---------- DATA PROVIDED

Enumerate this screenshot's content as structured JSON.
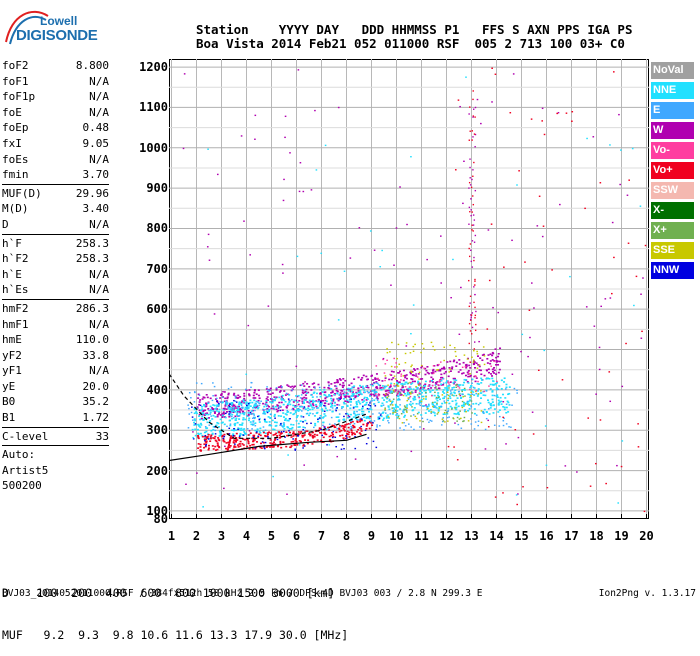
{
  "logo": {
    "top": "Lowell",
    "bottom": "DIGISONDE"
  },
  "header": {
    "line1": "Station    YYYY DAY   DDD HHMMSS P1   FFS S AXN PPS IGA PS",
    "line2": "Boa Vista 2014 Feb21 052 011000 RSF  005 2 713 100 03+ C0"
  },
  "params": {
    "group1": [
      {
        "label": "foF2",
        "value": "8.800"
      },
      {
        "label": "foF1",
        "value": "N/A"
      },
      {
        "label": "foF1p",
        "value": "N/A"
      },
      {
        "label": "foE",
        "value": "N/A"
      },
      {
        "label": "foEp",
        "value": "0.48"
      },
      {
        "label": "fxI",
        "value": "9.05"
      },
      {
        "label": "foEs",
        "value": "N/A"
      },
      {
        "label": "fmin",
        "value": "3.70"
      }
    ],
    "group2": [
      {
        "label": "MUF(D)",
        "value": "29.96"
      },
      {
        "label": "M(D)",
        "value": "3.40"
      },
      {
        "label": "D",
        "value": "N/A"
      }
    ],
    "group3": [
      {
        "label": "h`F",
        "value": "258.3"
      },
      {
        "label": "h`F2",
        "value": "258.3"
      },
      {
        "label": "h`E",
        "value": "N/A"
      },
      {
        "label": "h`Es",
        "value": "N/A"
      }
    ],
    "group4": [
      {
        "label": "hmF2",
        "value": "286.3"
      },
      {
        "label": "hmF1",
        "value": "N/A"
      },
      {
        "label": "hmE",
        "value": "110.0"
      },
      {
        "label": "yF2",
        "value": "33.8"
      },
      {
        "label": "yF1",
        "value": "N/A"
      },
      {
        "label": "yE",
        "value": "20.0"
      },
      {
        "label": "B0",
        "value": "35.2"
      },
      {
        "label": "B1",
        "value": "1.72"
      }
    ],
    "clevel": {
      "label": "C-level",
      "value": "33"
    },
    "auto_label": "Auto:",
    "artist": "Artist5",
    "artist_version": "500200"
  },
  "legend": [
    {
      "label": "NoVal",
      "color": "#a0a0a0"
    },
    {
      "label": "NNE",
      "color": "#22e0ff"
    },
    {
      "label": "E",
      "color": "#40a8ff"
    },
    {
      "label": "W",
      "color": "#b000b0"
    },
    {
      "label": "Vo-",
      "color": "#ff3ea0"
    },
    {
      "label": "Vo+",
      "color": "#f00020"
    },
    {
      "label": "SSW",
      "color": "#f4b8b0"
    },
    {
      "label": "X-",
      "color": "#007000"
    },
    {
      "label": "X+",
      "color": "#70b050"
    },
    {
      "label": "SSE",
      "color": "#c8c800"
    },
    {
      "label": "NNW",
      "color": "#0000e0"
    }
  ],
  "bottom": {
    "d_line": "D    100  200  400  600  800 1000 1500 3000 [km]",
    "muf_line": "MUF   9.2  9.3  9.8 10.6 11.6 13.3 17.9 30.0 [MHz]"
  },
  "footer": {
    "left": "BVJ03_2014052011000.RSF / 384fx512h 50 kHz 2.5 km / DPS-4D BVJ03 003 / 2.8 N 299.3 E",
    "right": "Ion2Png v. 1.3.17"
  },
  "chart_data": {
    "type": "scatter",
    "title": "",
    "xlabel": "",
    "ylabel": "",
    "x_ticks": [
      1,
      2,
      3,
      4,
      5,
      6,
      7,
      8,
      9,
      10,
      11,
      12,
      13,
      14,
      15,
      16,
      17,
      18,
      19,
      20
    ],
    "y_ticks": [
      80,
      100,
      200,
      300,
      400,
      500,
      600,
      700,
      800,
      900,
      1000,
      1100,
      1200
    ],
    "xlim": [
      0.9,
      20.1
    ],
    "ylim": [
      80,
      1220
    ],
    "grid": true,
    "legend_position": "right",
    "series": [
      {
        "name": "W",
        "values": [
          [
            2.0,
            360
          ],
          [
            4.0,
            370
          ],
          [
            6.0,
            385
          ],
          [
            8.0,
            400
          ],
          [
            10.0,
            420
          ],
          [
            12.0,
            440
          ],
          [
            13.5,
            460
          ],
          [
            14.2,
            480
          ]
        ]
      },
      {
        "name": "NNE",
        "values": [
          [
            1.8,
            320
          ],
          [
            3.0,
            330
          ],
          [
            5.0,
            340
          ],
          [
            7.0,
            360
          ],
          [
            9.0,
            370
          ],
          [
            11.0,
            380
          ],
          [
            13.0,
            385
          ],
          [
            14.5,
            390
          ]
        ]
      },
      {
        "name": "Vo+",
        "values": [
          [
            2.0,
            270
          ],
          [
            4.0,
            275
          ],
          [
            6.0,
            280
          ],
          [
            8.0,
            300
          ],
          [
            9.0,
            320
          ]
        ]
      }
    ],
    "trace_lines": [
      {
        "x": [
          0.9,
          2.5,
          4.5,
          6.5,
          8.0,
          8.8
        ],
        "y": [
          225,
          240,
          260,
          270,
          275,
          290
        ]
      },
      {
        "x": [
          0.9,
          1.5,
          2.5,
          3.5,
          5.0,
          7.0,
          8.8
        ],
        "y": [
          440,
          385,
          320,
          280,
          280,
          300,
          340
        ]
      }
    ]
  }
}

--------------------

Do not copy the pictures, but repeat every line exactly.

Enumerate this screenshot's content as structured JSON.
{
  "logo": {
    "top": "Lowell",
    "bottom": "DIGISONDE"
  },
  "header": {
    "line1": "Station    YYYY DAY   DDD HHMMSS P1   FFS S AXN PPS IGA PS",
    "line2": "Boa Vista 2014 Feb21 052 011000 RSF  005 2 713 100 03+ C0"
  },
  "params": {
    "group1": [
      {
        "label": "foF2",
        "value": "8.800"
      },
      {
        "label": "foF1",
        "value": "N/A"
      },
      {
        "label": "foF1p",
        "value": "N/A"
      },
      {
        "label": "foE",
        "value": "N/A"
      },
      {
        "label": "foEp",
        "value": "0.48"
      },
      {
        "label": "fxI",
        "value": "9.05"
      },
      {
        "label": "foEs",
        "value": "N/A"
      },
      {
        "label": "fmin",
        "value": "3.70"
      }
    ],
    "group2": [
      {
        "label": "MUF(D)",
        "value": "29.96"
      },
      {
        "label": "M(D)",
        "value": "3.40"
      },
      {
        "label": "D",
        "value": "N/A"
      }
    ],
    "group3": [
      {
        "label": "h`F",
        "value": "258.3"
      },
      {
        "label": "h`F2",
        "value": "258.3"
      },
      {
        "label": "h`E",
        "value": "N/A"
      },
      {
        "label": "h`Es",
        "value": "N/A"
      }
    ],
    "group4": [
      {
        "label": "hmF2",
        "value": "286.3"
      },
      {
        "label": "hmF1",
        "value": "N/A"
      },
      {
        "label": "hmE",
        "value": "110.0"
      },
      {
        "label": "yF2",
        "value": "33.8"
      },
      {
        "label": "yF1",
        "value": "N/A"
      },
      {
        "label": "yE",
        "value": "20.0"
      },
      {
        "label": "B0",
        "value": "35.2"
      },
      {
        "label": "B1",
        "value": "1.72"
      }
    ],
    "clevel": {
      "label": "C-level",
      "value": "33"
    },
    "auto_label": "Auto:",
    "artist": "Artist5",
    "artist_version": "500200"
  },
  "legend": [
    {
      "label": "NoVal",
      "color": "#a0a0a0"
    },
    {
      "label": "NNE",
      "color": "#22e0ff"
    },
    {
      "label": "E",
      "color": "#40a8ff"
    },
    {
      "label": "W",
      "color": "#b000b0"
    },
    {
      "label": "Vo-",
      "color": "#ff3ea0"
    },
    {
      "label": "Vo+",
      "color": "#f00020"
    },
    {
      "label": "SSW",
      "color": "#f4b8b0"
    },
    {
      "label": "X-",
      "color": "#007000"
    },
    {
      "label": "X+",
      "color": "#70b050"
    },
    {
      "label": "SSE",
      "color": "#c8c800"
    },
    {
      "label": "NNW",
      "color": "#0000e0"
    }
  ],
  "bottom": {
    "d_line": "D    100  200  400  600  800 1000 1500 3000 [km]",
    "muf_line": "MUF   9.2  9.3  9.8 10.6 11.6 13.3 17.9 30.0 [MHz]"
  },
  "footer": {
    "left": "BVJ03_2014052011000.RSF / 384fx512h 50 kHz 2.5 km / DPS-4D BVJ03 003 / 2.8 N 299.3 E",
    "right": "Ion2Png v. 1.3.17"
  },
  "chart_data": {
    "type": "scatter",
    "title": "",
    "xlabel": "",
    "ylabel": "",
    "x_ticks": [
      1,
      2,
      3,
      4,
      5,
      6,
      7,
      8,
      9,
      10,
      11,
      12,
      13,
      14,
      15,
      16,
      17,
      18,
      19,
      20
    ],
    "y_ticks": [
      80,
      100,
      200,
      300,
      400,
      500,
      600,
      700,
      800,
      900,
      1000,
      1100,
      1200
    ],
    "xlim": [
      0.9,
      20.1
    ],
    "ylim": [
      80,
      1220
    ],
    "grid": true,
    "legend_position": "right",
    "series": [
      {
        "name": "W",
        "values": [
          [
            2.0,
            360
          ],
          [
            4.0,
            370
          ],
          [
            6.0,
            385
          ],
          [
            8.0,
            400
          ],
          [
            10.0,
            420
          ],
          [
            12.0,
            440
          ],
          [
            13.5,
            460
          ],
          [
            14.2,
            480
          ]
        ]
      },
      {
        "name": "NNE",
        "values": [
          [
            1.8,
            320
          ],
          [
            3.0,
            330
          ],
          [
            5.0,
            340
          ],
          [
            7.0,
            360
          ],
          [
            9.0,
            370
          ],
          [
            11.0,
            380
          ],
          [
            13.0,
            385
          ],
          [
            14.5,
            390
          ]
        ]
      },
      {
        "name": "Vo+",
        "values": [
          [
            2.0,
            270
          ],
          [
            4.0,
            275
          ],
          [
            6.0,
            280
          ],
          [
            8.0,
            300
          ],
          [
            9.0,
            320
          ]
        ]
      }
    ],
    "trace_lines": [
      {
        "x": [
          0.9,
          2.5,
          4.5,
          6.5,
          8.0,
          8.8
        ],
        "y": [
          225,
          240,
          260,
          270,
          275,
          290
        ]
      },
      {
        "x": [
          0.9,
          1.5,
          2.5,
          3.5,
          5.0,
          7.0,
          8.8
        ],
        "y": [
          440,
          385,
          320,
          280,
          280,
          300,
          340
        ]
      }
    ]
  }
}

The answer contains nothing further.